WHAT THE TASK REQUIRES: Return the data exactly, with all pictures removed.
━━━
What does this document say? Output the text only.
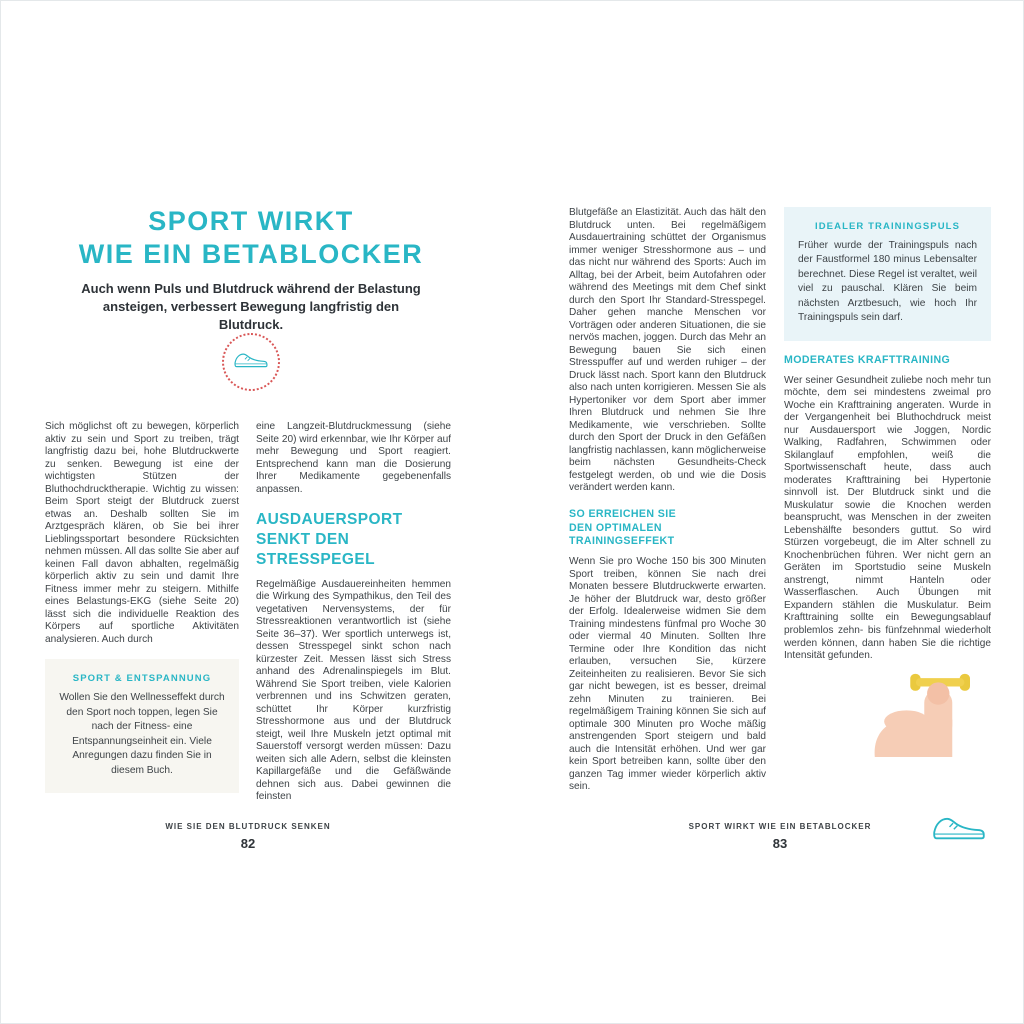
SPORT WIRKT
WIE EIN BETABLOCKER
Auch wenn Puls und Blutdruck während der Belastung ansteigen, verbessert Bewegung langfristig den Blutdruck.

Sich möglichst oft zu bewegen, körperlich aktiv zu sein und Sport zu treiben, trägt langfristig dazu bei, hohe Blutdruckwerte zu senken. Bewegung ist eine der wichtigsten Stützen der Bluthochdrucktherapie. Wichtig zu wissen: Beim Sport steigt der Blutdruck zuerst etwas an. Deshalb sollten Sie im Arztgespräch klären, ob Sie bei ihrer Lieblingssportart besondere Rücksichten nehmen müssen. All das sollte Sie aber auf keinen Fall davon abhalten, regelmäßig körperlich aktiv zu sein und damit Ihre Fitness immer mehr zu steigern. Mithilfe eines Belastungs-EKG (siehe Seite 20) lässt sich die individuelle Reaktion des Körpers auf sportliche Aktivitäten analysieren. Auch durch

SPORT & ENTSPANNUNG
Wollen Sie den Wellnesseffekt durch den Sport noch toppen, legen Sie nach der Fitness- eine Entspannungseinheit ein. Viele Anregungen dazu finden Sie in diesem Buch.

eine Langzeit-Blutdruckmessung (siehe Seite 20) wird erkennbar, wie Ihr Körper auf mehr Bewegung und Sport reagiert. Entsprechend kann man die Dosierung Ihrer Medikamente gegebenenfalls anpassen.

AUSDAUERSPORT
SENKT DEN STRESSPEGEL

Regelmäßige Ausdauereinheiten hemmen die Wirkung des Sympathikus, den Teil des vegetativen Nervensystems, der für Stressreaktionen verantwortlich ist (siehe Seite 36–37). Wer sportlich unterwegs ist, dessen Stresspegel sinkt schon nach kürzester Zeit. Messen lässt sich Stress anhand des Adrenalinspiegels im Blut. Während Sie Sport treiben, viele Kalorien verbrennen und ins Schwitzen geraten, schüttet Ihr Körper kurzfristig Stresshormone aus und der Blutdruck steigt, weil Ihre Muskeln jetzt optimal mit Sauerstoff versorgt werden müssen: Dazu weiten sich alle Adern, selbst die kleinsten Kapillargefäße und die Gefäßwände dehnen sich aus. Dabei gewinnen die feinsten

WIE SIE DEN BLUTDRUCK SENKEN
82

Blutgefäße an Elastizität. Auch das hält den Blutdruck unten. Bei regelmäßigem Ausdauertraining schüttet der Organismus immer weniger Stresshormone aus – und das nicht nur während des Sports: Auch im Alltag, bei der Arbeit, beim Autofahren oder während des Meetings mit dem Chef sinkt durch den Sport Ihr Standard-Stresspegel. Daher gehen manche Menschen vor Vorträgen oder anderen Situationen, die sie nervös machen, joggen. Durch das Mehr an Bewegung bauen Sie sich einen Stresspuffer auf und werden ruhiger – der Druck lässt nach. Sport kann den Blutdruck also nach unten korrigieren. Messen Sie als Hypertoniker vor dem Sport aber immer Ihren Blutdruck und nehmen Sie Ihre Medikamente, wie verschrieben. Sollte durch den Sport der Druck in den Gefäßen langfristig nachlassen, kann möglicherweise beim nächsten Gesundheits-Check festgelegt werden, ob und wie die Dosis verändert werden kann.

SO ERREICHEN SIE
DEN OPTIMALEN TRAININGSEFFEKT

Wenn Sie pro Woche 150 bis 300 Minuten Sport treiben, können Sie nach drei Monaten bessere Blutdruckwerte erwarten. Je höher der Blutdruck war, desto größer der Erfolg. Idealerweise widmen Sie dem Training mindestens fünfmal pro Woche 30 oder viermal 40 Minuten. Sollten Ihre Termine oder Ihre Kondition das nicht erlauben, versuchen Sie, kürzere Zeiteinheiten zu realisieren. Bevor Sie sich gar nicht bewegen, ist es besser, dreimal zehn Minuten zu trainieren. Bei regelmäßigem Training können Sie sich auf optimale 300 Minuten pro Woche mäßig anstrengenden Sport steigern und bald auch die Intensität erhöhen. Und wer gar kein Sport betreiben kann, sollte über den ganzen Tag immer wieder körperlich aktiv sein.

IDEALER TRAININGSPULS
Früher wurde der Trainingspuls nach der Faustformel 180 minus Lebensalter berechnet. Diese Regel ist veraltet, weil viel zu pauschal. Klären Sie beim nächsten Arztbesuch, wie hoch Ihr Trainingspuls sein darf.
MODERATES KRAFTTRAINING

Wer seiner Gesundheit zuliebe noch mehr tun möchte, dem sei mindestens zweimal pro Woche ein Krafttraining angeraten. Wurde in der Vergangenheit bei Bluthochdruck meist nur Ausdauersport wie Joggen, Nordic Walking, Radfahren, Schwimmen oder Skilanglauf empfohlen, weiß die Sportwissenschaft heute, dass auch moderates Krafttraining bei Hypertonie sinnvoll ist. Der Blutdruck sinkt und die Muskulatur sowie die Knochen werden beansprucht, was Menschen in der zweiten Lebenshälfte besonders guttut. So wird Stürzen vorgebeugt, die im Alter schnell zu Knochenbrüchen führen. Wer nicht gern an Geräten im Sportstudio seine Muskeln anstrengt, nimmt Hanteln oder Wasserflaschen. Auch Übungen mit Expandern stählen die Muskulatur. Beim Krafttraining sollte ein Bewegungsablauf problemlos zehn- bis fünfzehnmal wiederholt werden können, dann haben Sie die richtige Intensität gefunden.

SPORT WIRKT WIE EIN BETABLOCKER
83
━━━
THE RESULT:
What does this document say? Output the text only.
SPORT WIRKT
WIE EIN BETABLOCKER
Auch wenn Puls und Blutdruck während der Belastung ansteigen, verbessert Bewegung langfristig den Blutdruck.

Sich möglichst oft zu bewegen, körperlich aktiv zu sein und Sport zu treiben, trägt langfristig dazu bei, hohe Blutdruckwerte zu senken. Bewegung ist eine der wichtigsten Stützen der Bluthochdrucktherapie. Wichtig zu wissen: Beim Sport steigt der Blutdruck zuerst etwas an. Deshalb sollten Sie im Arztgespräch klären, ob Sie bei ihrer Lieblingssportart besondere Rücksichten nehmen müssen. All das sollte Sie aber auf keinen Fall davon abhalten, regelmäßig körperlich aktiv zu sein und damit Ihre Fitness immer mehr zu steigern. Mithilfe eines Belastungs-EKG (siehe Seite 20) lässt sich die individuelle Reaktion des Körpers auf sportliche Aktivitäten analysieren. Auch durch

SPORT & ENTSPANNUNG
Wollen Sie den Wellnesseffekt durch den Sport noch toppen, legen Sie nach der Fitness- eine Entspannungseinheit ein. Viele Anregungen dazu finden Sie in diesem Buch.

eine Langzeit-Blutdruckmessung (siehe Seite 20) wird erkennbar, wie Ihr Körper auf mehr Bewegung und Sport reagiert. Entsprechend kann man die Dosierung Ihrer Medikamente gegebenenfalls anpassen.

AUSDAUERSPORT
SENKT DEN STRESSPEGEL

Regelmäßige Ausdauereinheiten hemmen die Wirkung des Sympathikus, den Teil des vegetativen Nervensystems, der für Stressreaktionen verantwortlich ist (siehe Seite 36–37). Wer sportlich unterwegs ist, dessen Stresspegel sinkt schon nach kürzester Zeit. Messen lässt sich Stress anhand des Adrenalinspiegels im Blut. Während Sie Sport treiben, viele Kalorien verbrennen und ins Schwitzen geraten, schüttet Ihr Körper kurzfristig Stresshormone aus und der Blutdruck steigt, weil Ihre Muskeln jetzt optimal mit Sauerstoff versorgt werden müssen: Dazu weiten sich alle Adern, selbst die kleinsten Kapillargefäße und die Gefäßwände dehnen sich aus. Dabei gewinnen die feinsten

WIE SIE DEN BLUTDRUCK SENKEN
82

Blutgefäße an Elastizität. Auch das hält den Blutdruck unten. Bei regelmäßigem Ausdauertraining schüttet der Organismus immer weniger Stresshormone aus – und das nicht nur während des Sports: Auch im Alltag, bei der Arbeit, beim Autofahren oder während des Meetings mit dem Chef sinkt durch den Sport Ihr Standard-Stresspegel. Daher gehen manche Menschen vor Vorträgen oder anderen Situationen, die sie nervös machen, joggen. Durch das Mehr an Bewegung bauen Sie sich einen Stresspuffer auf und werden ruhiger – der Druck lässt nach. Sport kann den Blutdruck also nach unten korrigieren. Messen Sie als Hypertoniker vor dem Sport aber immer Ihren Blutdruck und nehmen Sie Ihre Medikamente, wie verschrieben. Sollte durch den Sport der Druck in den Gefäßen langfristig nachlassen, kann möglicherweise beim nächsten Gesundheits-Check festgelegt werden, ob und wie die Dosis verändert werden kann.

SO ERREICHEN SIE
DEN OPTIMALEN TRAININGSEFFEKT

Wenn Sie pro Woche 150 bis 300 Minuten Sport treiben, können Sie nach drei Monaten bessere Blutdruckwerte erwarten. Je höher der Blutdruck war, desto größer der Erfolg. Idealerweise widmen Sie dem Training mindestens fünfmal pro Woche 30 oder viermal 40 Minuten. Sollten Ihre Termine oder Ihre Kondition das nicht erlauben, versuchen Sie, kürzere Zeiteinheiten zu realisieren. Bevor Sie sich gar nicht bewegen, ist es besser, dreimal zehn Minuten zu trainieren. Bei regelmäßigem Training können Sie sich auf optimale 300 Minuten pro Woche mäßig anstrengenden Sport steigern und bald auch die Intensität erhöhen. Und wer gar kein Sport betreiben kann, sollte über den ganzen Tag immer wieder körperlich aktiv sein.

IDEALER TRAININGSPULS
Früher wurde der Trainingspuls nach der Faustformel 180 minus Lebensalter berechnet. Diese Regel ist veraltet, weil viel zu pauschal. Klären Sie beim nächsten Arztbesuch, wie hoch Ihr Trainingspuls sein darf.
MODERATES KRAFTTRAINING

Wer seiner Gesundheit zuliebe noch mehr tun möchte, dem sei mindestens zweimal pro Woche ein Krafttraining angeraten. Wurde in der Vergangenheit bei Bluthochdruck meist nur Ausdauersport wie Joggen, Nordic Walking, Radfahren, Schwimmen oder Skilanglauf empfohlen, weiß die Sportwissenschaft heute, dass auch moderates Krafttraining bei Hypertonie sinnvoll ist. Der Blutdruck sinkt und die Muskulatur sowie die Knochen werden beansprucht, was Menschen in der zweiten Lebenshälfte besonders guttut. So wird Stürzen vorgebeugt, die im Alter schnell zu Knochenbrüchen führen. Wer nicht gern an Geräten im Sportstudio seine Muskeln anstrengt, nimmt Hanteln oder Wasserflaschen. Auch Übungen mit Expandern stählen die Muskulatur. Beim Krafttraining sollte ein Bewegungsablauf problemlos zehn- bis fünfzehnmal wiederholt werden können, dann haben Sie die richtige Intensität gefunden.

SPORT WIRKT WIE EIN BETABLOCKER
83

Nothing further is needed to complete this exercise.